▶ _Your goal_
Skip the images and return the records below exactly.

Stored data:

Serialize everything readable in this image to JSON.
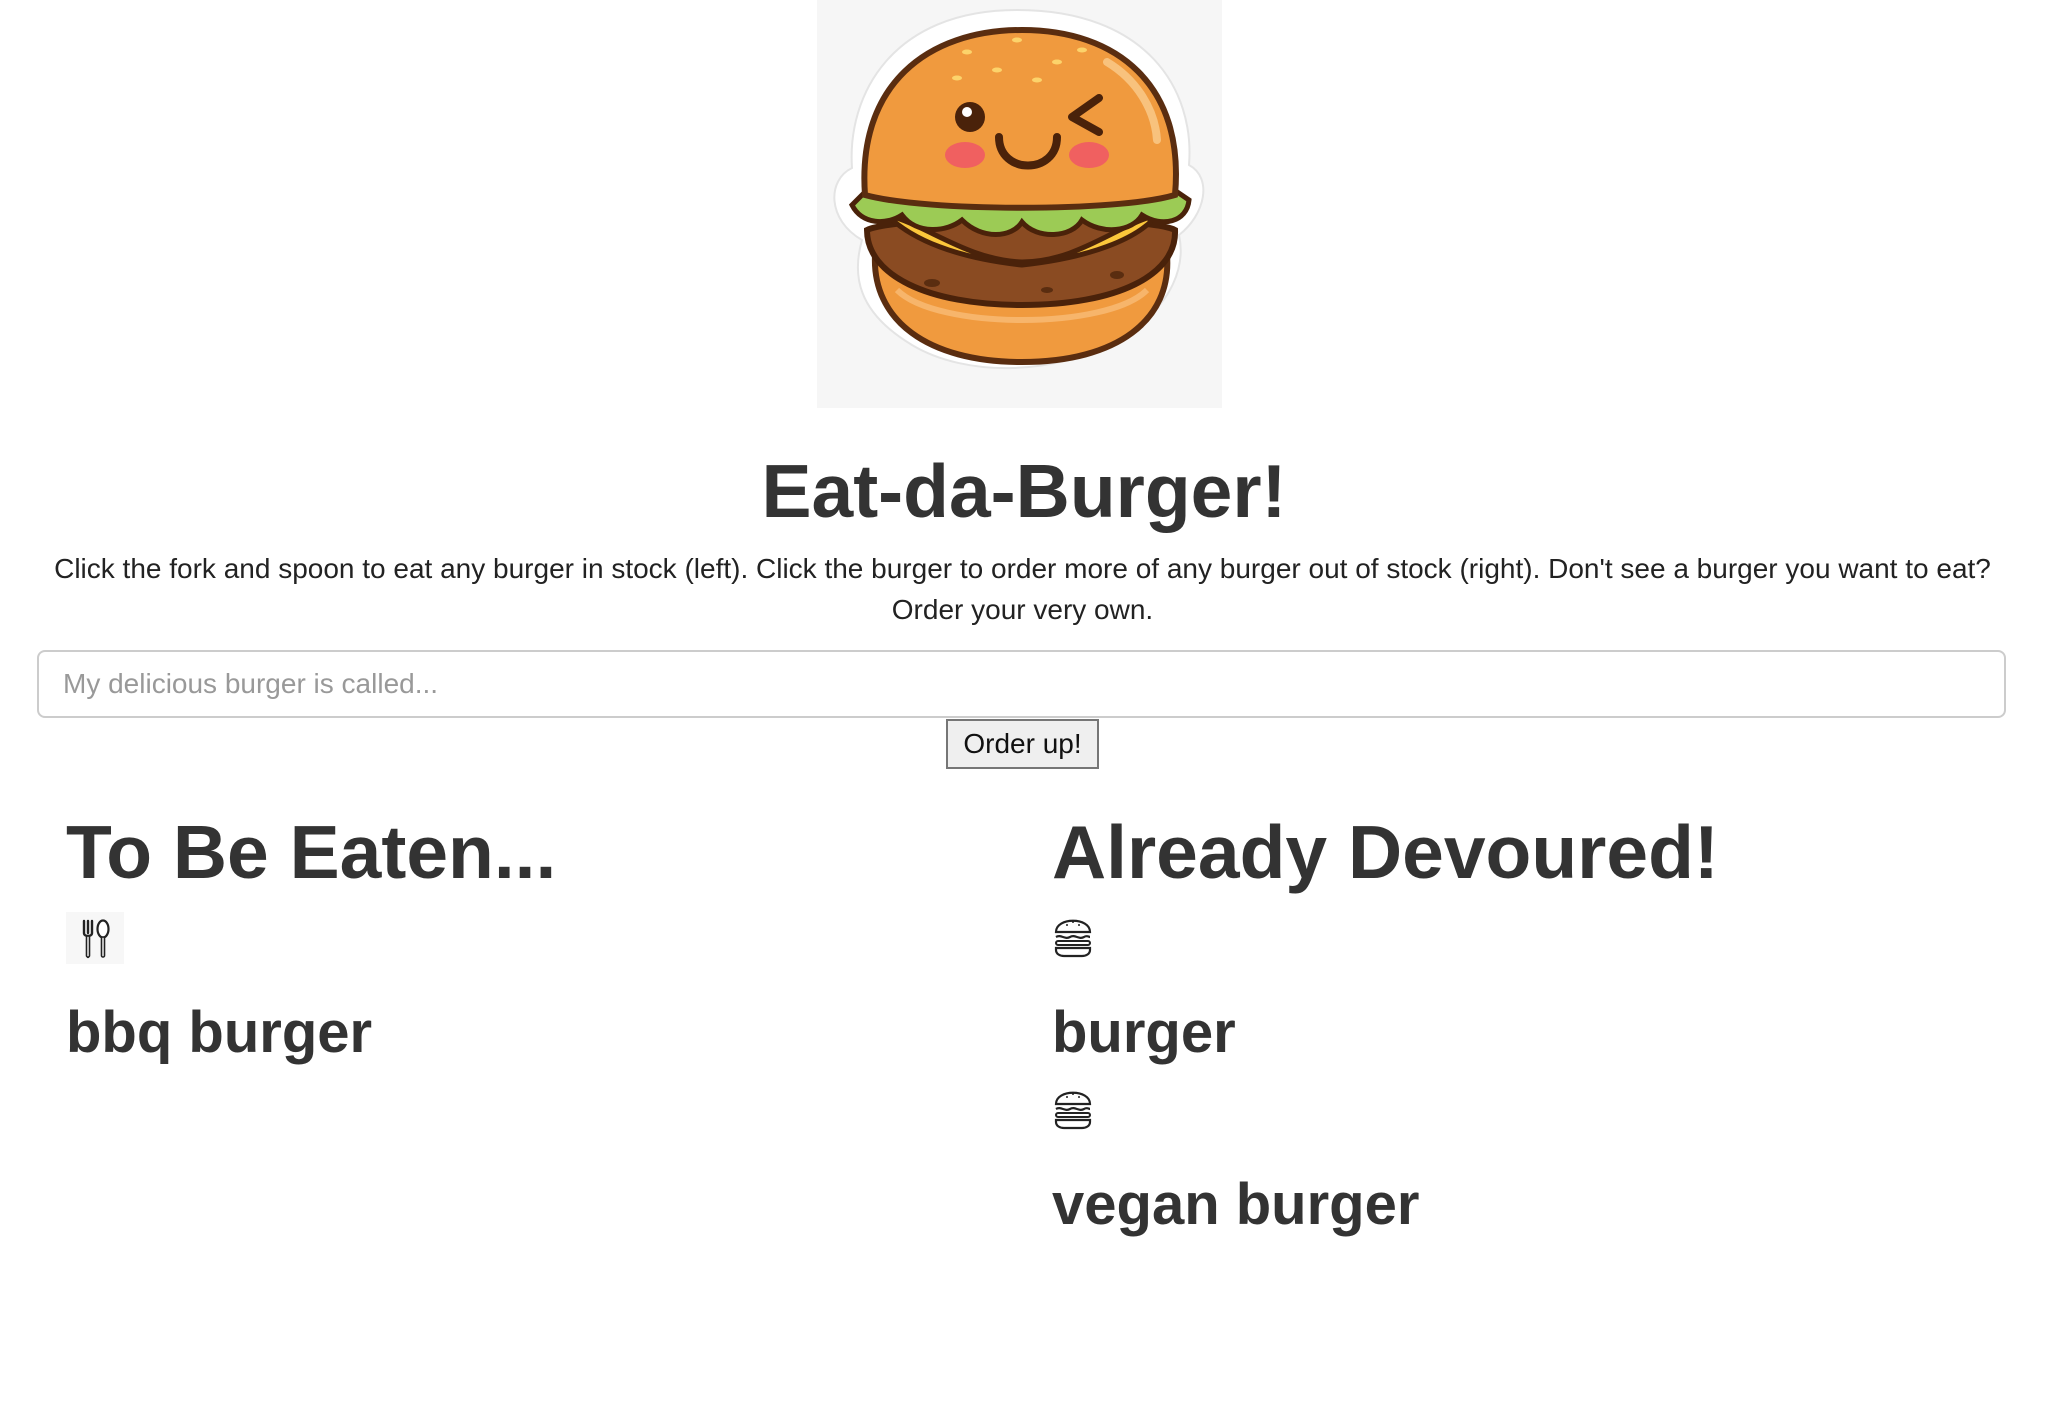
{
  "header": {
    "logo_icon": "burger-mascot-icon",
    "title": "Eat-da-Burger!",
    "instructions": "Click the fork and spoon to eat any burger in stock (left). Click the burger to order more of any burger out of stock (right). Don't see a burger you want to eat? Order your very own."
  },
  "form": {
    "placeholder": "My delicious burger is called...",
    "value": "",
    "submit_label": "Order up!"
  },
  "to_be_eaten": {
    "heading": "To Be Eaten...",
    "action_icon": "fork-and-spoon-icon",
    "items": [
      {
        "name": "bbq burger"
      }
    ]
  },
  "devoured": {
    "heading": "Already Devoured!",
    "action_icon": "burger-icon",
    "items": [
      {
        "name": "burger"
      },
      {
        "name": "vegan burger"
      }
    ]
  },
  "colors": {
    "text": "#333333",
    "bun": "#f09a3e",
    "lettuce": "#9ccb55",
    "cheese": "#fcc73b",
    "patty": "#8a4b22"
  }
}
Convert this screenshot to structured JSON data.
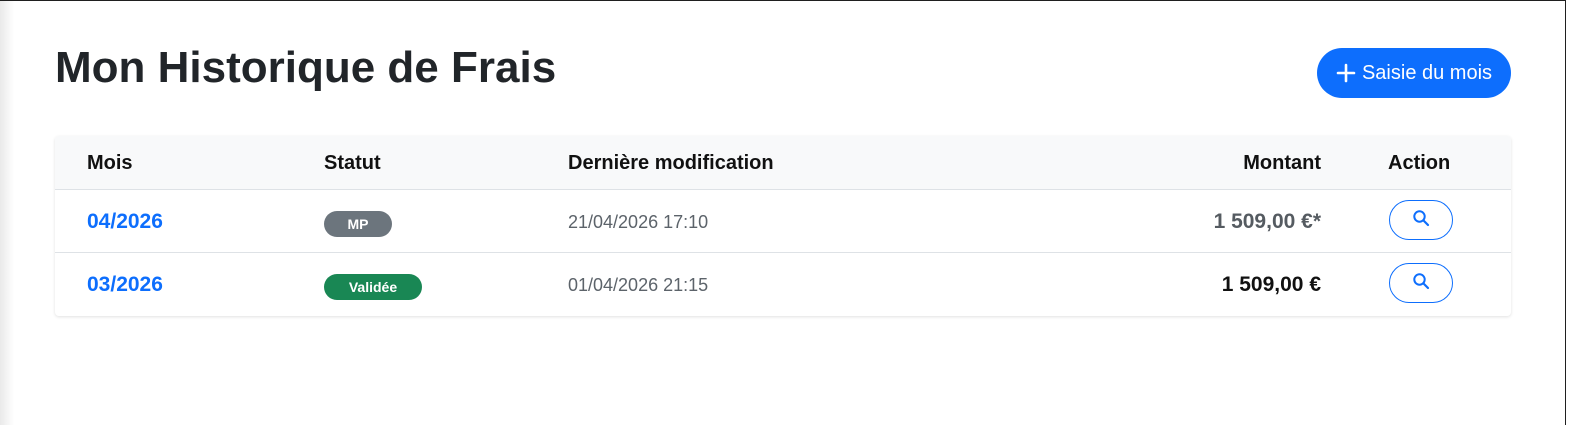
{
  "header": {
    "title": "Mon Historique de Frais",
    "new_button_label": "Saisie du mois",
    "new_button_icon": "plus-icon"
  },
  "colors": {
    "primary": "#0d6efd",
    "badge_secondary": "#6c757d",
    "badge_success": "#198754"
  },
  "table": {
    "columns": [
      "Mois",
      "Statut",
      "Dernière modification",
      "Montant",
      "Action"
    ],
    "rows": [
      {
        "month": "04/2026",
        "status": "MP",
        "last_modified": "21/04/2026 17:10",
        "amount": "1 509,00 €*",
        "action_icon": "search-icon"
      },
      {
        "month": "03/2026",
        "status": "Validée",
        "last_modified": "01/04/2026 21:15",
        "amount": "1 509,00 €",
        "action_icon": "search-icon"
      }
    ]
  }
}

▶ _Task result_
Serialize everything readable in this image to JSON.
{
  "header": {
    "logo_icon": "burger-mascot-icon",
    "title": "Eat-da-Burger!",
    "instructions": "Click the fork and spoon to eat any burger in stock (left). Click the burger to order more of any burger out of stock (right). Don't see a burger you want to eat? Order your very own."
  },
  "form": {
    "placeholder": "My delicious burger is called...",
    "value": "",
    "submit_label": "Order up!"
  },
  "to_be_eaten": {
    "heading": "To Be Eaten...",
    "action_icon": "fork-and-spoon-icon",
    "items": [
      {
        "name": "bbq burger"
      }
    ]
  },
  "devoured": {
    "heading": "Already Devoured!",
    "action_icon": "burger-icon",
    "items": [
      {
        "name": "burger"
      },
      {
        "name": "vegan burger"
      }
    ]
  },
  "colors": {
    "text": "#333333",
    "bun": "#f09a3e",
    "lettuce": "#9ccb55",
    "cheese": "#fcc73b",
    "patty": "#8a4b22"
  }
}
Convert this screenshot to structured JSON data.
{
  "header": {
    "title": "Mon Historique de Frais",
    "new_button_label": "Saisie du mois",
    "new_button_icon": "plus-icon"
  },
  "colors": {
    "primary": "#0d6efd",
    "badge_secondary": "#6c757d",
    "badge_success": "#198754"
  },
  "table": {
    "columns": [
      "Mois",
      "Statut",
      "Dernière modification",
      "Montant",
      "Action"
    ],
    "rows": [
      {
        "month": "04/2026",
        "status": "MP",
        "last_modified": "21/04/2026 17:10",
        "amount": "1 509,00 €*",
        "action_icon": "search-icon"
      },
      {
        "month": "03/2026",
        "status": "Validée",
        "last_modified": "01/04/2026 21:15",
        "amount": "1 509,00 €",
        "action_icon": "search-icon"
      }
    ]
  }
}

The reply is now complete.